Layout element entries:
------------------------

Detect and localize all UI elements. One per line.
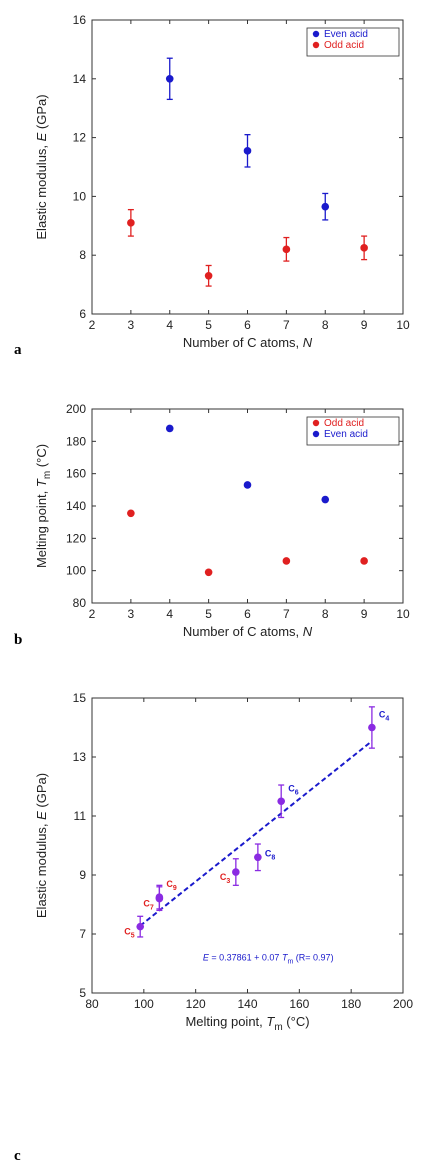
- data-point: [321, 202, 330, 211]
- data-point: [243, 147, 252, 155]
- y-tick-label: 7: [79, 927, 86, 941]
- y-tick-label: 14: [73, 72, 87, 86]
- data-point: [321, 495, 330, 504]
- x-tick-label: 7: [283, 607, 290, 621]
- x-tick-label: 100: [134, 997, 154, 1011]
- x-tick-label: 5: [205, 607, 212, 621]
- data-point: [136, 922, 145, 931]
- data-point: [204, 271, 213, 280]
- y-tick-label: 160: [66, 467, 86, 481]
- panel-letter: a: [14, 342, 22, 358]
- legend-marker: [312, 430, 320, 438]
- x-tick-label: 140: [237, 997, 257, 1011]
- data-point: [368, 723, 376, 732]
- x-tick-label: 120: [186, 997, 206, 1011]
- x-tick-label: 200: [393, 997, 413, 1011]
- legend-marker: [312, 41, 320, 49]
- chart-panel-a: 2 3 4 5 6 7 8 9 10 6 8 10 12 14 16 Number of C atoms, N…: [14, 13, 410, 358]
- data-point: [155, 893, 164, 901]
- legend-entry: Even acid: [324, 429, 368, 440]
- legend-box: [306, 27, 400, 57]
- x-tick-label: 4: [166, 607, 173, 621]
- x-axis-label: Number of C atoms, N: [183, 335, 313, 350]
- x-axis-label: Melting point, Tm (°C): [185, 1014, 309, 1033]
- point-label: C4: [379, 710, 390, 723]
- data-point: [232, 868, 240, 876]
- y-tick-label: 8: [79, 248, 86, 262]
- x-tick-label: 3: [128, 318, 135, 332]
- chart-panel-b: 2 3 4 5 6 7 8 9 10 80 100 120 140 160 180 200 Number of …: [14, 402, 410, 648]
- x-tick-label: 180: [341, 997, 361, 1011]
- data-point: [277, 797, 285, 806]
- data-point: [243, 481, 252, 489]
- legend-marker: [312, 419, 320, 427]
- y-axis-label: Elastic modulus, E (GPa): [34, 773, 49, 918]
- point-label: C6: [288, 783, 299, 796]
- x-tick-label: 9: [361, 318, 368, 332]
- y-tick-label: 9: [79, 868, 86, 882]
- data-point: [204, 568, 213, 577]
- plot-frame: [91, 697, 404, 994]
- y-tick-label: 15: [73, 691, 87, 705]
- chart-panel-c: 80 100 120 140 160 180 200 5 7 9 11 13 15 Melting poi…: [14, 691, 413, 1164]
- data-point: [165, 75, 174, 83]
- point-label: C7: [143, 899, 154, 912]
- legend-marker: [312, 30, 320, 38]
- y-tick-label: 120: [66, 531, 86, 545]
- x-tick-label: 80: [85, 997, 99, 1011]
- data-point: [127, 509, 135, 518]
- x-tick-label: 2: [89, 607, 96, 621]
- fit-equation: E = 0.37861 + 0.07 Tm (R= 0.97): [203, 953, 334, 966]
- x-tick-label: 160: [289, 997, 309, 1011]
- point-label: C8: [265, 848, 276, 861]
- panel-letter: b: [14, 632, 22, 648]
- x-tick-label: 8: [322, 318, 329, 332]
- x-tick-label: 6: [244, 318, 251, 332]
- y-tick-label: 200: [66, 402, 86, 416]
- y-tick-label: 5: [79, 986, 86, 1000]
- x-tick-label: 7: [283, 318, 290, 332]
- y-tick-label: 13: [73, 750, 87, 764]
- x-tick-label: 6: [244, 607, 251, 621]
- data-point: [360, 557, 368, 565]
- y-tick-label: 100: [66, 564, 86, 578]
- legend-entry: Odd acid: [324, 418, 364, 429]
- x-tick-label: 4: [166, 318, 173, 332]
- point-label: C3: [220, 872, 231, 885]
- data-point: [127, 219, 135, 227]
- y-tick-label: 16: [73, 13, 87, 27]
- legend-entry: Even acid: [324, 29, 368, 40]
- y-tick-label: 180: [66, 434, 86, 448]
- panel-letter: c: [14, 1148, 21, 1164]
- y-axis-label: Melting point, Tm (°C): [34, 444, 53, 568]
- y-tick-label: 12: [73, 131, 87, 145]
- data-point: [360, 244, 368, 252]
- data-point: [165, 424, 174, 433]
- y-tick-label: 11: [74, 809, 87, 823]
- fit-line: [139, 740, 373, 927]
- point-label: C5: [124, 927, 135, 940]
- point-label: C9: [166, 879, 177, 892]
- data-point: [282, 557, 291, 565]
- x-tick-label: 8: [322, 607, 329, 621]
- y-tick-label: 6: [79, 307, 86, 321]
- y-tick-label: 80: [73, 596, 87, 610]
- legend-entry: Odd acid: [324, 40, 364, 51]
- y-tick-label: 140: [66, 499, 86, 513]
- x-tick-label: 2: [89, 318, 96, 332]
- y-axis-label: Elastic modulus, E (GPa): [34, 94, 49, 239]
- x-tick-label: 3: [128, 607, 135, 621]
- legend-box: [306, 416, 400, 446]
- y-tick-label: 10: [73, 189, 87, 203]
- data-point: [254, 853, 262, 862]
- x-tick-label: 10: [396, 318, 410, 332]
- x-tick-label: 9: [361, 607, 368, 621]
- x-axis-label: Number of C atoms, N: [183, 624, 313, 639]
- data-point: [282, 245, 291, 254]
- x-tick-label: 10: [396, 607, 410, 621]
- x-tick-label: 5: [205, 318, 212, 332]
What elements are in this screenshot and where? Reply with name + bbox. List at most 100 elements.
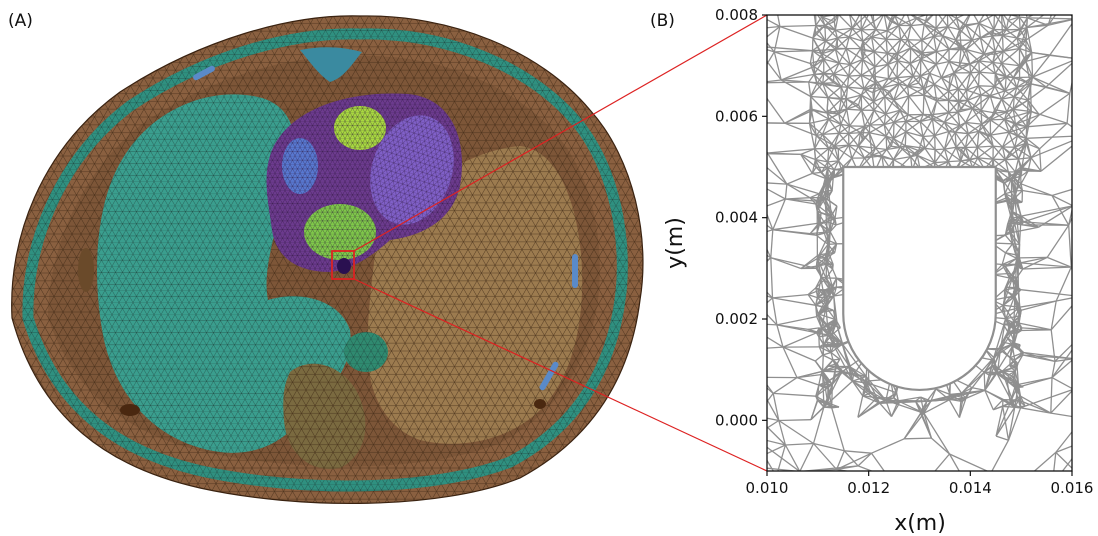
mesh-edge — [875, 29, 887, 40]
mesh-edge — [893, 95, 909, 101]
mesh-edge — [977, 157, 995, 168]
mesh-edge — [1016, 86, 1029, 101]
mesh-edge — [779, 25, 814, 39]
mesh-edge — [833, 160, 840, 170]
mesh-edge — [815, 395, 825, 408]
mesh-edge — [983, 53, 994, 63]
mesh-edge — [1005, 318, 1014, 324]
mesh-edge — [813, 66, 825, 74]
mesh-edge — [1022, 256, 1048, 270]
mesh-edge — [871, 148, 887, 156]
mesh-edge — [961, 357, 995, 394]
mesh-edge — [892, 121, 907, 139]
mesh-edge — [1026, 18, 1072, 29]
mesh-edge — [847, 74, 862, 88]
y-tick-label: 0.008 — [715, 6, 758, 24]
mesh-edge — [828, 132, 840, 149]
mesh-edge — [860, 21, 875, 31]
mesh-edge — [846, 94, 862, 110]
mesh-edge — [873, 38, 887, 53]
mesh-edge — [848, 144, 865, 159]
mesh-edge — [992, 29, 1007, 37]
mesh-edge — [1007, 19, 1021, 31]
mesh-edge — [808, 108, 812, 124]
mesh-edge — [873, 87, 883, 102]
mesh-edge — [885, 24, 900, 40]
mesh-edge — [910, 39, 923, 49]
mesh-edge — [817, 306, 827, 315]
mesh-edge — [1003, 47, 1020, 52]
mesh-edge — [1083, 418, 1086, 440]
mesh-edge — [936, 11, 947, 13]
mesh-edge — [848, 28, 853, 38]
mesh-edge — [823, 72, 842, 88]
mesh-edge — [1022, 189, 1053, 197]
mesh-edge — [977, 145, 994, 159]
mesh-edge — [965, 37, 981, 51]
mesh-edge — [846, 108, 862, 111]
mesh-edge — [991, 473, 1019, 485]
mesh-edge — [755, 46, 756, 83]
mesh-edge — [872, 75, 889, 80]
mesh-edge — [990, 111, 1008, 121]
mesh-edge — [967, 133, 978, 148]
mesh-edge — [833, 73, 849, 77]
mesh-edge — [813, 74, 818, 84]
mesh-edge — [896, 60, 899, 78]
mesh-edge — [1001, 98, 1014, 110]
mesh-edge — [943, 148, 949, 162]
mesh-edge — [812, 172, 827, 180]
mesh-edge — [893, 155, 911, 161]
mesh-edge — [933, 28, 937, 37]
mesh-edge — [839, 62, 851, 66]
mesh-edge — [909, 52, 923, 64]
mesh-edge — [786, 183, 811, 199]
mesh-edge — [920, 118, 933, 123]
y-tick-label: 0.004 — [715, 209, 758, 227]
mesh-edge — [773, 51, 782, 81]
x-tick-label: 0.014 — [949, 479, 992, 497]
mesh-edge — [782, 346, 816, 362]
mesh-edge — [1055, 266, 1072, 302]
mesh-edge — [838, 144, 850, 162]
mesh-edge — [767, 446, 801, 471]
mesh-edge — [907, 39, 912, 49]
mesh-edge — [821, 167, 829, 173]
mesh-edge — [881, 77, 898, 89]
mesh-edge — [886, 15, 896, 17]
mesh-edge — [1074, 331, 1087, 390]
mesh-edge — [873, 96, 886, 111]
mesh-edge — [886, 149, 895, 160]
mesh-edge — [857, 402, 881, 418]
mesh-edge — [917, 154, 936, 164]
mesh-edge — [893, 137, 906, 147]
mesh-edge — [1016, 37, 1033, 53]
mesh-edge — [968, 130, 980, 135]
mesh-edge — [893, 85, 909, 101]
mesh-edge — [958, 398, 967, 418]
mesh-edge — [910, 58, 922, 65]
mesh-edge — [857, 395, 864, 418]
mesh-edge — [984, 349, 1001, 391]
mesh-edge — [1004, 76, 1007, 91]
mesh-edge — [955, 39, 967, 50]
mesh-edge — [813, 58, 825, 75]
mesh-edge — [1004, 142, 1027, 161]
mesh-edge — [835, 27, 853, 31]
mesh-edge — [819, 217, 836, 225]
mesh-edge — [837, 27, 853, 39]
mesh-edge — [936, 100, 950, 114]
mesh-edge — [812, 25, 817, 39]
mesh-edge — [875, 147, 887, 151]
mesh-edge — [817, 296, 828, 299]
mesh-edge — [938, 15, 949, 28]
mesh-edge — [823, 380, 853, 408]
mesh-edge — [934, 135, 946, 150]
panel-b: (B) 0.010 0.012 0.014 0.016 0.000 0.002 0.004… — [650, 6, 1093, 536]
mesh-edge — [965, 389, 986, 399]
mesh-edge — [992, 51, 996, 63]
mesh-edge — [866, 382, 897, 394]
mesh-edge — [1073, 185, 1087, 206]
mesh-edge — [821, 40, 827, 54]
mesh-edge — [849, 125, 861, 134]
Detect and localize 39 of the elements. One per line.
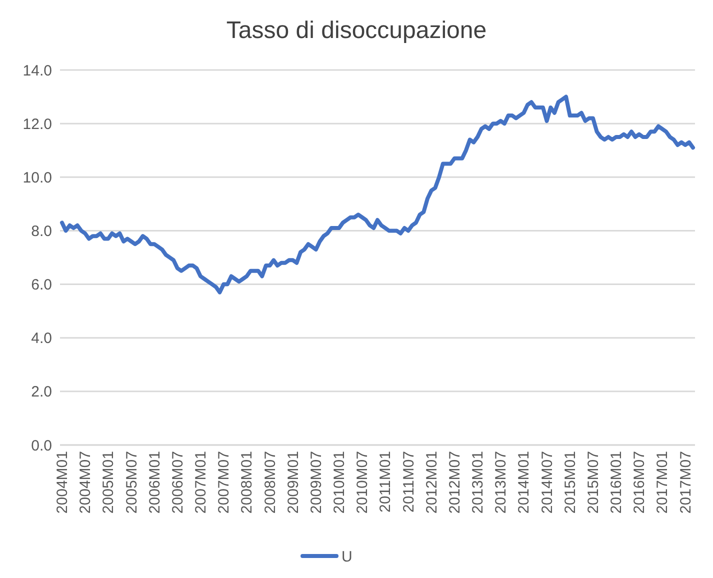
x-tick-label: 2014M01 [516, 451, 533, 514]
x-tick-label: 2011M01 [377, 451, 394, 512]
y-tick-label: 8.0 [31, 222, 52, 240]
x-tick-label: 2008M01 [238, 451, 256, 514]
x-tick-label: 2012M07 [446, 451, 464, 514]
y-tick-label: 0.0 [31, 437, 52, 454]
x-tick-label: 2010M01 [331, 451, 348, 514]
x-tick-label: 2010M07 [354, 451, 372, 514]
y-tick-label: 10.0 [22, 169, 52, 186]
x-tick-label: 2008M07 [262, 451, 279, 514]
y-tick-label: 14.0 [22, 62, 52, 80]
x-tick-label: 2013M07 [492, 451, 510, 514]
x-tick-label: 2007M07 [216, 451, 233, 514]
y-tick-label: 2.0 [31, 384, 52, 401]
x-tick-label: 2017M07 [677, 451, 694, 514]
x-tick-label: 2009M07 [308, 451, 325, 514]
x-tick-label: 2005M01 [100, 451, 118, 514]
x-tick-label: 2005M07 [123, 451, 140, 514]
x-tick-label: 2017M01 [654, 451, 672, 514]
x-tick-label: 2011M07 [400, 451, 418, 512]
y-tick-label: 6.0 [31, 276, 52, 294]
legend-label: U [342, 548, 352, 566]
x-tick-label: 2016M07 [631, 451, 648, 514]
y-tick-label: 4.0 [31, 330, 52, 348]
x-tick-label: 2004M07 [77, 451, 94, 514]
chart-title: Tasso di disoccupazione [226, 17, 487, 44]
line-series [60, 94, 695, 294]
x-tick-label: 2014M07 [538, 451, 556, 514]
x-tick-label: 2015M07 [584, 451, 602, 514]
x-tick-label: 2009M01 [284, 451, 302, 514]
y-tick-label: 12.0 [22, 116, 52, 133]
x-tick-label: 2013M01 [470, 451, 487, 514]
x-tick-label: 2004M01 [54, 451, 71, 514]
x-tick-label: 2007M01 [192, 451, 210, 514]
x-tick-label: 2006M07 [169, 451, 186, 514]
x-tick-label: 2016M01 [608, 451, 626, 514]
x-tick-label: 2015M01 [562, 451, 579, 514]
x-tick-label: 2006M01 [146, 451, 164, 514]
x-tick-label: 2012M01 [423, 451, 440, 514]
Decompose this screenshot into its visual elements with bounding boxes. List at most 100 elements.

------------------------

**AIM OF THE EXERCISE**
Update the rows starting at the line containing "mesh-edge — [875, 29, 887, 40]" and ending at the line containing "mesh-edge — [1083, 418, 1086, 440]" so that every "mesh-edge" becomes "wireframe-edge", leaving everything else unchanged. Give back only those lines.

**EXPECTED OUTPUT**
wireframe-edge — [875, 29, 887, 40]
wireframe-edge — [893, 95, 909, 101]
wireframe-edge — [977, 157, 995, 168]
wireframe-edge — [1016, 86, 1029, 101]
wireframe-edge — [779, 25, 814, 39]
wireframe-edge — [833, 160, 840, 170]
wireframe-edge — [815, 395, 825, 408]
wireframe-edge — [983, 53, 994, 63]
wireframe-edge — [1005, 318, 1014, 324]
wireframe-edge — [813, 66, 825, 74]
wireframe-edge — [1022, 256, 1048, 270]
wireframe-edge — [871, 148, 887, 156]
wireframe-edge — [961, 357, 995, 394]
wireframe-edge — [892, 121, 907, 139]
wireframe-edge — [1026, 18, 1072, 29]
wireframe-edge — [847, 74, 862, 88]
y-tick-label: 0.008 — [715, 6, 758, 24]
wireframe-edge — [828, 132, 840, 149]
wireframe-edge — [860, 21, 875, 31]
wireframe-edge — [846, 94, 862, 110]
wireframe-edge — [873, 38, 887, 53]
wireframe-edge — [848, 144, 865, 159]
wireframe-edge — [992, 29, 1007, 37]
wireframe-edge — [1007, 19, 1021, 31]
wireframe-edge — [808, 108, 812, 124]
wireframe-edge — [873, 87, 883, 102]
wireframe-edge — [885, 24, 900, 40]
wireframe-edge — [910, 39, 923, 49]
wireframe-edge — [817, 306, 827, 315]
wireframe-edge — [1003, 47, 1020, 52]
wireframe-edge — [1083, 418, 1086, 440]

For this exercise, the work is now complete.